Task inputs:
## start
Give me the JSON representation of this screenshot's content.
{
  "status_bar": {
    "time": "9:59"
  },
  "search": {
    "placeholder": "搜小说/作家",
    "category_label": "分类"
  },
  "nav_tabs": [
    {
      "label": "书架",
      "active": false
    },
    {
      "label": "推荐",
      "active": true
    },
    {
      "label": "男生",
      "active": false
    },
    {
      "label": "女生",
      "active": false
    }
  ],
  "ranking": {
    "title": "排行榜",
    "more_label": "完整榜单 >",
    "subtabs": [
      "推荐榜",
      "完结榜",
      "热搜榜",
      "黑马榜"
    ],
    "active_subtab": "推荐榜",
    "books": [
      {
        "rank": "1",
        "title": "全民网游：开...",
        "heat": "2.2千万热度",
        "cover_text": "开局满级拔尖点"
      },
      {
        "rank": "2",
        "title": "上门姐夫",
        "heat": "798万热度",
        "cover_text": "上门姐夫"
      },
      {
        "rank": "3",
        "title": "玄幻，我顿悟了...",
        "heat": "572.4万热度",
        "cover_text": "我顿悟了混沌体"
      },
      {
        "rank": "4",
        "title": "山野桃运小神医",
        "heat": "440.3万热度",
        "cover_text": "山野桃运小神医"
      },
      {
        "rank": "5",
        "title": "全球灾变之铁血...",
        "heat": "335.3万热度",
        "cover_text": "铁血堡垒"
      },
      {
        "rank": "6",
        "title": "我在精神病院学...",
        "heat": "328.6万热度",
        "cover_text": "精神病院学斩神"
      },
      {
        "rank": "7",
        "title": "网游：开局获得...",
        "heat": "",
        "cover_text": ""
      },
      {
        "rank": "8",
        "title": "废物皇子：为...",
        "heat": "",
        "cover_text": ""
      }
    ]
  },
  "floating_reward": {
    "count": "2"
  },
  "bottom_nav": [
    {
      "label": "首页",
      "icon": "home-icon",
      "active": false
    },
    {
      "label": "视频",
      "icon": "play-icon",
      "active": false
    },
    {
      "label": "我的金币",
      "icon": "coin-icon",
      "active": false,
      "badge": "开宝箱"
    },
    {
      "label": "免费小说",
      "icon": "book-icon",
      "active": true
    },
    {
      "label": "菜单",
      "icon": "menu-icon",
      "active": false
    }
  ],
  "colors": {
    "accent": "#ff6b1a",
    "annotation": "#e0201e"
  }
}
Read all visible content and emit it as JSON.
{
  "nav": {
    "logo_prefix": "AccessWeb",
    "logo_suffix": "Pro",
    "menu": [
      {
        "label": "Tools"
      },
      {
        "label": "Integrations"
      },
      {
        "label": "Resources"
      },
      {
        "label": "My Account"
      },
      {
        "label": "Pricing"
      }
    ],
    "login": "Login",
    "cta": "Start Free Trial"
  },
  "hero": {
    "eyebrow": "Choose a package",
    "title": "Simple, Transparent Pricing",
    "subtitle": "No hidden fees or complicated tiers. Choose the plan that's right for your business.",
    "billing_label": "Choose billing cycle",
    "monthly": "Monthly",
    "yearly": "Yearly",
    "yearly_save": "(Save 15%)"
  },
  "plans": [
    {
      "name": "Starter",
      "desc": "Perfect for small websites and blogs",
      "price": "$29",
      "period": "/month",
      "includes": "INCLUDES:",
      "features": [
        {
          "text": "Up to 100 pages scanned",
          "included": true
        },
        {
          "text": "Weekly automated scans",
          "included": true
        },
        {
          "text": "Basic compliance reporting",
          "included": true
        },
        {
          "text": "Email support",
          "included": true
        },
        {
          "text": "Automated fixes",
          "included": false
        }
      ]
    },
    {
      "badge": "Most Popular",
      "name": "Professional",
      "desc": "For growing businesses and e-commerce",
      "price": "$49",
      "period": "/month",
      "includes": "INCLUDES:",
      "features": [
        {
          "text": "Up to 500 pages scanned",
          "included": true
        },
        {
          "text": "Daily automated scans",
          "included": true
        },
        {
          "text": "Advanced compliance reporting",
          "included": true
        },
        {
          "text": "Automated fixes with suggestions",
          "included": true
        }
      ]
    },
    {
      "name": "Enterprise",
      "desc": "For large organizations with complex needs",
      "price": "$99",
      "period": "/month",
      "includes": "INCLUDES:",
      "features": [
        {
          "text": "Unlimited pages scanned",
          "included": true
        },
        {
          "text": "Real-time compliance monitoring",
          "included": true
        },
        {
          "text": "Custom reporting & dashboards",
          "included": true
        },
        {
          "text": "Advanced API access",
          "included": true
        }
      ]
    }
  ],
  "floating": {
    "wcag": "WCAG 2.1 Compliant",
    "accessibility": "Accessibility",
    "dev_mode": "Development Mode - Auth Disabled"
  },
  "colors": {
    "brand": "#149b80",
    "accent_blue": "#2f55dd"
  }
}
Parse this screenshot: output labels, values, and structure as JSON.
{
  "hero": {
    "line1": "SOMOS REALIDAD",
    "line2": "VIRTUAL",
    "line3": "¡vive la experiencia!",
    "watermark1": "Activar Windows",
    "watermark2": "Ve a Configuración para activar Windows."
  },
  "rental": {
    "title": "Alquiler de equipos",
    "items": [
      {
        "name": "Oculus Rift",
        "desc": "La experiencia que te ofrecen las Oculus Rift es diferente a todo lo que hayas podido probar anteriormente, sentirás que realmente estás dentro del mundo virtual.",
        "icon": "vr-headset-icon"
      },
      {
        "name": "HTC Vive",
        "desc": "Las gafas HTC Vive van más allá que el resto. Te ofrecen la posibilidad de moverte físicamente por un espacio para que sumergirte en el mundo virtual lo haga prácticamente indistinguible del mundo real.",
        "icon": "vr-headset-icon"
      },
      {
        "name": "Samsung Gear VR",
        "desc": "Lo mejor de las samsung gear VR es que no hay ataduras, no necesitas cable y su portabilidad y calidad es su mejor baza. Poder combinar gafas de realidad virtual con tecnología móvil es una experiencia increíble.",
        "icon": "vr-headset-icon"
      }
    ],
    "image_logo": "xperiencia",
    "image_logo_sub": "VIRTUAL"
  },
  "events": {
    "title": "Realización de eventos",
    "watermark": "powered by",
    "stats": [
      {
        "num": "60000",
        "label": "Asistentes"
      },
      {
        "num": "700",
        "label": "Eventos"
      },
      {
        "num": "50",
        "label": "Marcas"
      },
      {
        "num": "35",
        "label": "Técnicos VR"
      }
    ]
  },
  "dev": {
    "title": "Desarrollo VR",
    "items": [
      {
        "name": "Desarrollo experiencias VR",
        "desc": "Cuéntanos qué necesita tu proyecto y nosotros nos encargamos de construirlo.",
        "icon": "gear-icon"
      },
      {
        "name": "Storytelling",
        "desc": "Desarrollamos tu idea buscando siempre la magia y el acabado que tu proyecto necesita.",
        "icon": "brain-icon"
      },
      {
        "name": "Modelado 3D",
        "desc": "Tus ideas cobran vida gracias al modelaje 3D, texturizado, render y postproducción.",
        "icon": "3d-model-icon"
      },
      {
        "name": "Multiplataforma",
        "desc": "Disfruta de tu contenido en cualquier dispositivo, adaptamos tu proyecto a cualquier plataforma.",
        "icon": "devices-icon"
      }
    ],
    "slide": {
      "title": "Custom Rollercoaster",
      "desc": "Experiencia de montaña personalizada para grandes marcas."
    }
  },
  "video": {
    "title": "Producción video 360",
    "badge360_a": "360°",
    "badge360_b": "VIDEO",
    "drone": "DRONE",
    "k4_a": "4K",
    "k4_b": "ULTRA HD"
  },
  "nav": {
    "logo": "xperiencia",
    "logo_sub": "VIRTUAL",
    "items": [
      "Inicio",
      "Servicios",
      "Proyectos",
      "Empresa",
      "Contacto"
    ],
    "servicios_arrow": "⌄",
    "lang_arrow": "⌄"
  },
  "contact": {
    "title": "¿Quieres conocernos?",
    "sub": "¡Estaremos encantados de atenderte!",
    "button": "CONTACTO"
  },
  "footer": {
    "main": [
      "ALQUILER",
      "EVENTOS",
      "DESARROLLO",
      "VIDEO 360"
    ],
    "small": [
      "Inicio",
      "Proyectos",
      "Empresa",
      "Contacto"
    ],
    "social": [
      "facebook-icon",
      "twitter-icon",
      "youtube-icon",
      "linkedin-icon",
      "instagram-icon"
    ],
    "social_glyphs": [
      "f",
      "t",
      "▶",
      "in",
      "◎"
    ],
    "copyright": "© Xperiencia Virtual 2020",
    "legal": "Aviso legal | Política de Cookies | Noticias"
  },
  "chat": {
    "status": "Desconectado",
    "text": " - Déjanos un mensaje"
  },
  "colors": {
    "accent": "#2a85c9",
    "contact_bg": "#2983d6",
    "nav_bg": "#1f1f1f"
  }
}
## end
Pull every line containing "Windows" out of the data above.

Response to this exercise:
    "watermark1": "Activar Windows",
    "watermark2": "Ve a Configuración para activar Windows."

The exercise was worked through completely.